**GOAL:** Write out all lines holding the word "dans".

**STORED DATA:**
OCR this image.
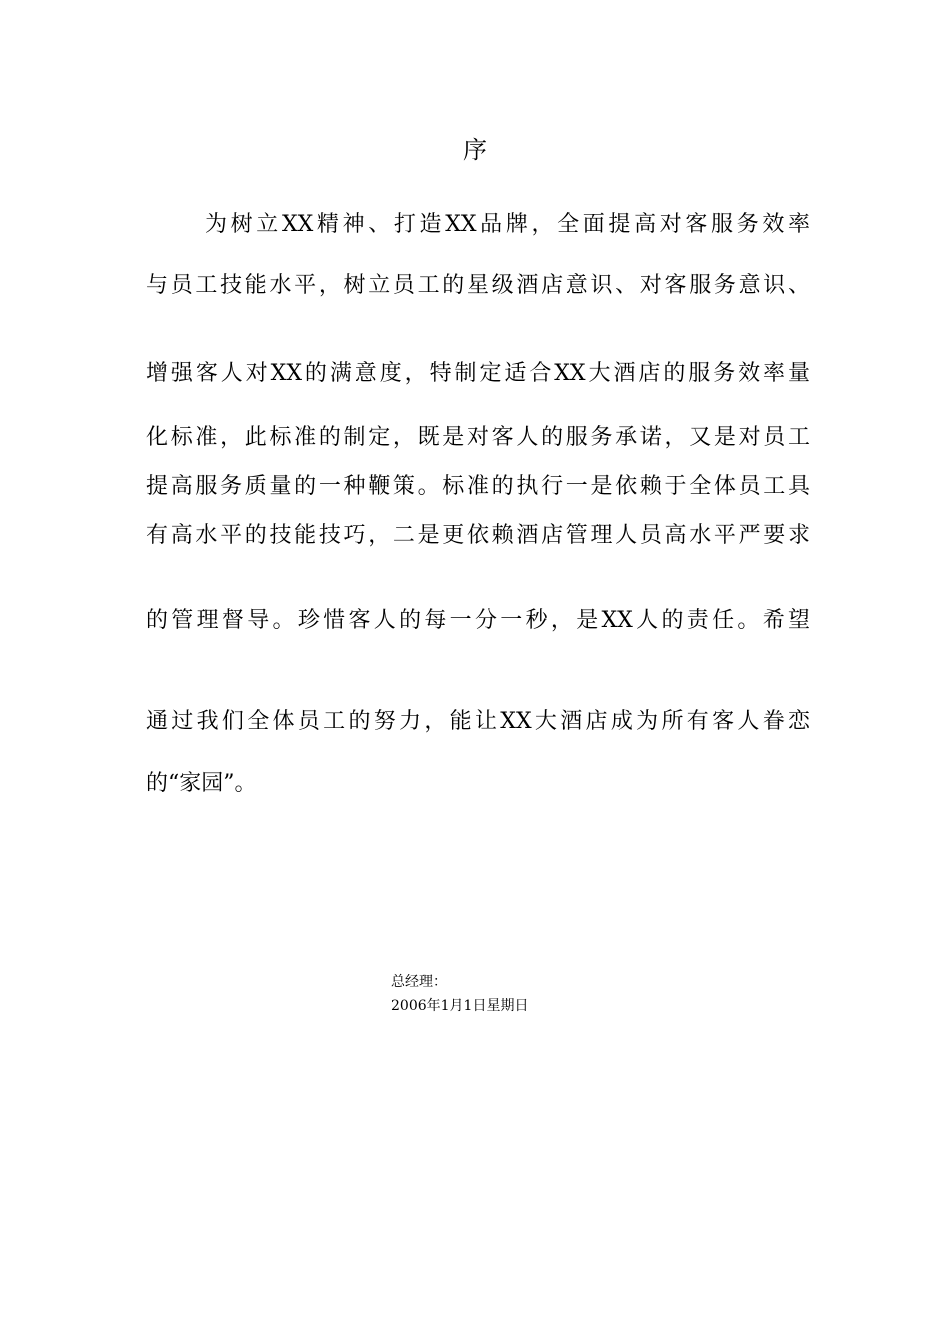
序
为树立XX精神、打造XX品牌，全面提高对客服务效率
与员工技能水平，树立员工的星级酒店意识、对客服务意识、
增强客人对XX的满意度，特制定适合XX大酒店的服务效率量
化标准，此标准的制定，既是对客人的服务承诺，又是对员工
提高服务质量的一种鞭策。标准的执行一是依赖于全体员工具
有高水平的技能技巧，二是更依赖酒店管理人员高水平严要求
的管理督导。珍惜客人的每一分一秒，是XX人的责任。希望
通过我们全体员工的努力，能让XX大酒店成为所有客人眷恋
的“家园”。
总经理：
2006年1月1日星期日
--
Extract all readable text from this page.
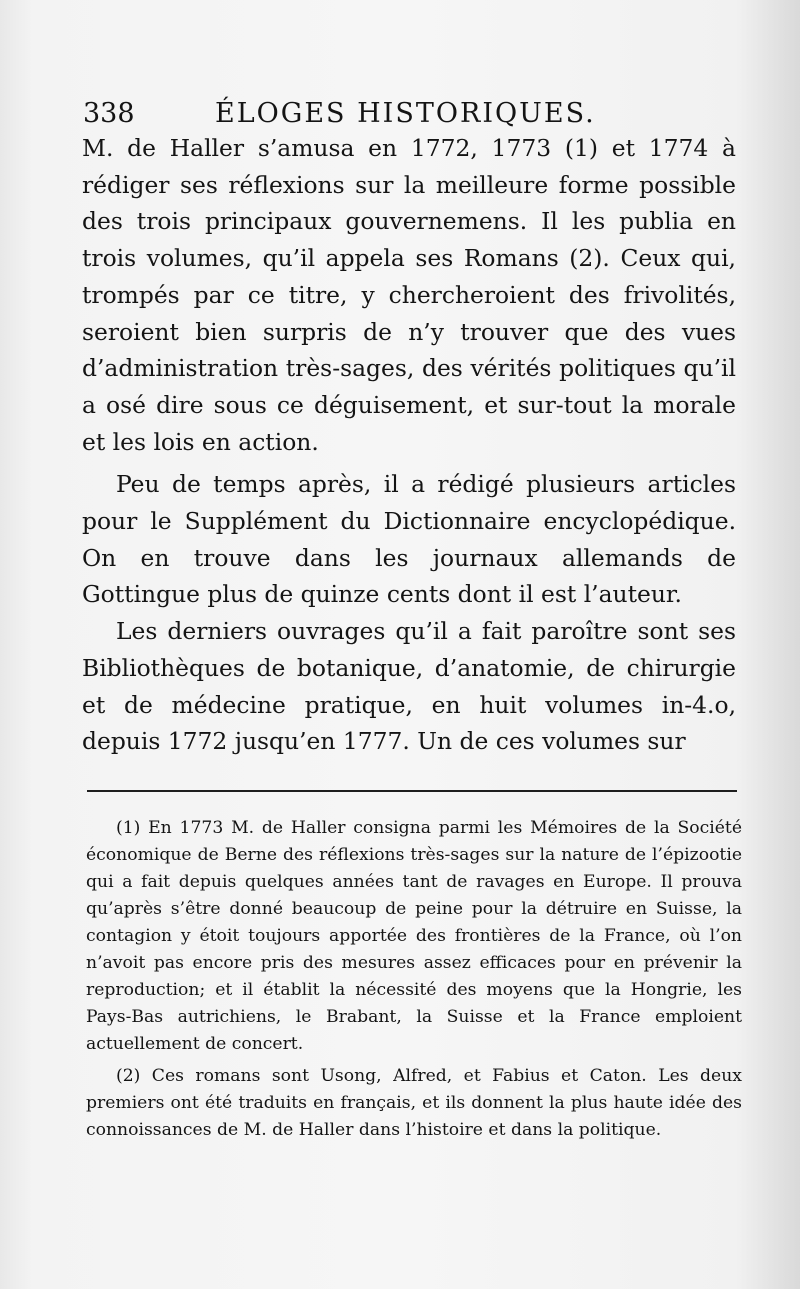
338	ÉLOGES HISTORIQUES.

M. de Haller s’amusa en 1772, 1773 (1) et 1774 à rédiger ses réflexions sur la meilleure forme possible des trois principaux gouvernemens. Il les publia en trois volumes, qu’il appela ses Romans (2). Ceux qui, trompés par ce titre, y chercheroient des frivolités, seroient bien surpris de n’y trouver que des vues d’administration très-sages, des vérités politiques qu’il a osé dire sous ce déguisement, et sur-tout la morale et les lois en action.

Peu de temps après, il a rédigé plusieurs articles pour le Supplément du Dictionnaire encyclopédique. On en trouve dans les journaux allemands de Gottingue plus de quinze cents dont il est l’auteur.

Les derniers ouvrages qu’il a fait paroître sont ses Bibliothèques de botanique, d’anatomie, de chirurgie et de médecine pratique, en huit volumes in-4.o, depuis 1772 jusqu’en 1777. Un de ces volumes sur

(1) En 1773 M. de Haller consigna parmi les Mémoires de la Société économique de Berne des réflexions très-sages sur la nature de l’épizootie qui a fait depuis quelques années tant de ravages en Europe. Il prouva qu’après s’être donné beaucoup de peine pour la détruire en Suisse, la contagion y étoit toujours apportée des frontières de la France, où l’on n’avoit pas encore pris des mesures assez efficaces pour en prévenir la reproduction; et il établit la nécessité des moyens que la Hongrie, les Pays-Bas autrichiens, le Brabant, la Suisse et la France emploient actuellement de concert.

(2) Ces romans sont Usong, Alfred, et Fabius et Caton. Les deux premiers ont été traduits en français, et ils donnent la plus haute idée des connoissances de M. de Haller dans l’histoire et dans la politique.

**TASK RESPONSE:**
Peu de temps après, il a rédigé plusieurs articles pour le Supplément du Dictionnaire encyclopédique. On en trouve dans les journaux allemands de Gottingue plus de quinze cents dont il est l’auteur.
(2) Ces romans sont Usong, Alfred, et Fabius et Caton. Les deux premiers ont été traduits en français, et ils donnent la plus haute idée des connoissances de M. de Haller dans l’histoire et dans la politique.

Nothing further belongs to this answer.